READING PASSAGE section start

A law of 23 March 1948 established the National Institute For Assistance Of The Orphans Of Italian Workers.
A law of 23 March 1948 established the National Institute For Italian Pensioners, providing benefits and services for needy pensioners.
A law of 9 January 1946 reorganized the health insurance system for sharecroppers, tenant farmers, and agricultural workers, with a flat-rate daily indemnity of Lit.28 for women and Lit.60 for men (i.e. 3% and 7% of the average gross industrial wage for 1947) for a maximum of 180 days a year and free medical and hospital assistance provided through INAM.
A law of 19 April 1946 reorganized the health insurance system for industrial employees, with a daily sickness indemnity equal to 50% of earnings, for a maximum of 180 days a year, a flat-rate maternity indemnity equal to a lump sum of Lit.1000 for 120 days (1% of average gross for industrial wage in 1947), a funeral allowance and free medical, hospital, and pharmaceutical assistance through INAM.
A law of 31 October 1947 reorganized the health insurance system for service employees (e.g. banking and commerce), with a daily sickness indemnity equal to 50% of earnings for a maximum of 180 days a year, a flat-rate maternity payment, funeral allowance, and free hospital, medical, and pharmaceutical assistance through INAM.
A law of 12 February 1948 reorganized the health insurance system for state employees, with the introduction of a daily sickness indemnity equal to 50% of earnings for a maximum of 180 days and free hospital, medical, and pharmaceutical assistance.
A law of 26 August 1950 introduced various regulations covering maternity insurance for all female employees. These included:

(1.) Daily indemnity equal to 80% of earnings (for agriculture: flat-rate sum ranging from Lit.12,000 to Lit.25,000, i.e. 15%-32% of average gross industrial wage for 1950).
(2.) A period of leave, starting 3 months (industry), 8 weeks (agriculture), 6 weeks (others) prior to confinement and ending 8 weeks after it.
(3.) Exemption from heavy, unhealthy or dangerous work.
(4.) Job security, throughout the period of pregnancy and until the child is a year old.

Social security reforms under Amintore Fanfani
During various terms of Prime Minister Amintore Fanfani, a number of reforms in areas such as health, education, and social security were carried out. 

A law of 14 February 1962 established an agency called the Workers’ Housing Fund, with a ten-year plan for the overall coordination of economic housing.
A law of 18 April 1962 introduced broad provisions covering building areas. Local government was obliged to provide plans of areas suitable for economic housing, while strict price controls for building areas were introduced to prevent speculation.
A law of 31 December 1962 extended compulsory education to the age of 14, introduced a single unified curriculum (scuola media unificata) lasting for a 3-year period after primary education.
A law of 12 August 1962 introduced a supplementary pension payment, equal to one-twelfth of the annual amount of pension minima, while also introducing child supplements for pensioners.
A law of 5 March 1963 introduced a voluntary pension insurance scheme for housewives.
A law of 19 January 1963 extended the insurance against occupational diseases to artisans, while general improvements to cash benefits were carried out: all pensions (rendite) were to be adjusted every third year to the minimum contractual wage in the respective industrial sector, while earnings-replacement rates were raised to correspond to contractual disability rates.
A law of 3 February 1963 established a special fund for earnings replacement benefits within CIGI for the construction industry.
A law of 27 November 1960 extended health insurance to self-employed traders, and established a special mutual aid fund as for farmers and artisans.
A law of 26 February 1963 improved health benefits for agricultural workers, with the introduction of free pharmaceutical assistance and the flat-rate sickness indemnity replaced by an earnings-related indemnity equal to 50% of minimum contractual pay (in each province) for a maximum of 180 days.
A law of 26 February 1963 extended health insurance to retired artisans.
A law of 25 March 1983 introduced special family supplements for lower-income employees and pensioners.

READING PASSAGE section end
DATA SECTION section start

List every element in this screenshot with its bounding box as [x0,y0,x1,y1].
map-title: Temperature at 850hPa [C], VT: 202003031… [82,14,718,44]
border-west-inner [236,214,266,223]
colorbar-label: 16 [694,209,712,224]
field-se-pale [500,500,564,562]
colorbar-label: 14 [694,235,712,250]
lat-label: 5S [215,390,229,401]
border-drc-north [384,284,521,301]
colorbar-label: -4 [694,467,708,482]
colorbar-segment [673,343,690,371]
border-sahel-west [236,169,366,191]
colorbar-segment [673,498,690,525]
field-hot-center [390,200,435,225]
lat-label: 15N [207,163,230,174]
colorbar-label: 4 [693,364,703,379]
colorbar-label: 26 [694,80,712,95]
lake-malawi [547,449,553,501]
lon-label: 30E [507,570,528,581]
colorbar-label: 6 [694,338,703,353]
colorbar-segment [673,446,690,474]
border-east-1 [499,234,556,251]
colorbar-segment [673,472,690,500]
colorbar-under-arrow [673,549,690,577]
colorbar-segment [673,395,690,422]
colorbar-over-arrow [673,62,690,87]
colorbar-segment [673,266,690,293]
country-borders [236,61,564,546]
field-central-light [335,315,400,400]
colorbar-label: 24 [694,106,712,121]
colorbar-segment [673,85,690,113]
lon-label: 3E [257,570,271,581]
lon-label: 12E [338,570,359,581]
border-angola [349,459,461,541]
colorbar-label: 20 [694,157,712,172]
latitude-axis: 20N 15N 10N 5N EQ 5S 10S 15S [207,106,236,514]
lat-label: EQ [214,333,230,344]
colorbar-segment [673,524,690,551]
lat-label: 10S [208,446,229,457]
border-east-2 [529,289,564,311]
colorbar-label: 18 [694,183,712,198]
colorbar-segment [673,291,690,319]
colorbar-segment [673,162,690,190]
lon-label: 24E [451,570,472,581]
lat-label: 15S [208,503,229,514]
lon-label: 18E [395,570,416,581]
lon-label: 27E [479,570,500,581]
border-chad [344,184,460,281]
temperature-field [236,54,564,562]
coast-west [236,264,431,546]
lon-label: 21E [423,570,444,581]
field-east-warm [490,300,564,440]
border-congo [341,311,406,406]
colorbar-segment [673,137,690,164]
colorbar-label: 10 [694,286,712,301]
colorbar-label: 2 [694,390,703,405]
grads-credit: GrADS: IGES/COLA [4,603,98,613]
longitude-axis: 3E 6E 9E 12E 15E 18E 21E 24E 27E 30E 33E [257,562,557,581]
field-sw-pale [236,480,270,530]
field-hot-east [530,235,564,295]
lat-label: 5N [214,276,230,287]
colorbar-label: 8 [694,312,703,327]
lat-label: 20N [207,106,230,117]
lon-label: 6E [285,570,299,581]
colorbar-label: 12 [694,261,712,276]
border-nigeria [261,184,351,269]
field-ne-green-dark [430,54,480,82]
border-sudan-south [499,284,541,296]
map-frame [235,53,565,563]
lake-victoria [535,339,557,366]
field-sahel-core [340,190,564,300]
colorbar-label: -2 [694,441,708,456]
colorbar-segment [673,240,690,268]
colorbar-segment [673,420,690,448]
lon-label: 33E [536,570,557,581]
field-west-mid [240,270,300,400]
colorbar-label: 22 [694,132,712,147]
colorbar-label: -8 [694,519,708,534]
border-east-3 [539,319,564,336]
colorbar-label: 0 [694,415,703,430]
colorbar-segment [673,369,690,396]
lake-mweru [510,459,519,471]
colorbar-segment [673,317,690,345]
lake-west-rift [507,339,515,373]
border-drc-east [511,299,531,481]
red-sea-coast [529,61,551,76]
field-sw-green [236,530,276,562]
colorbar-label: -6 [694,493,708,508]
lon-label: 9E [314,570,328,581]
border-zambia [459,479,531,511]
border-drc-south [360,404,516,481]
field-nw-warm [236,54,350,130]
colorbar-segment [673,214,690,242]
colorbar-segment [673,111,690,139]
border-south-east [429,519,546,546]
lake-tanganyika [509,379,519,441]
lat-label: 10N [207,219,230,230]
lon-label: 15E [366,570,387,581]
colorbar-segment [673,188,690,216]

DATA SECTION section end

AIM OF THE EXERCISE
Rewrite the passage on Italian social legislation starting at "A law of 18" and ending at "to prevent speculation.", changing "price controls" to "price limits".

WRITTEN ANSWER
A law of 18 April 1962 introduced broad provisions covering building areas. Local government was obliged to provide plans of areas suitable for economic housing, while strict price limits for building areas were introduced to prevent speculation.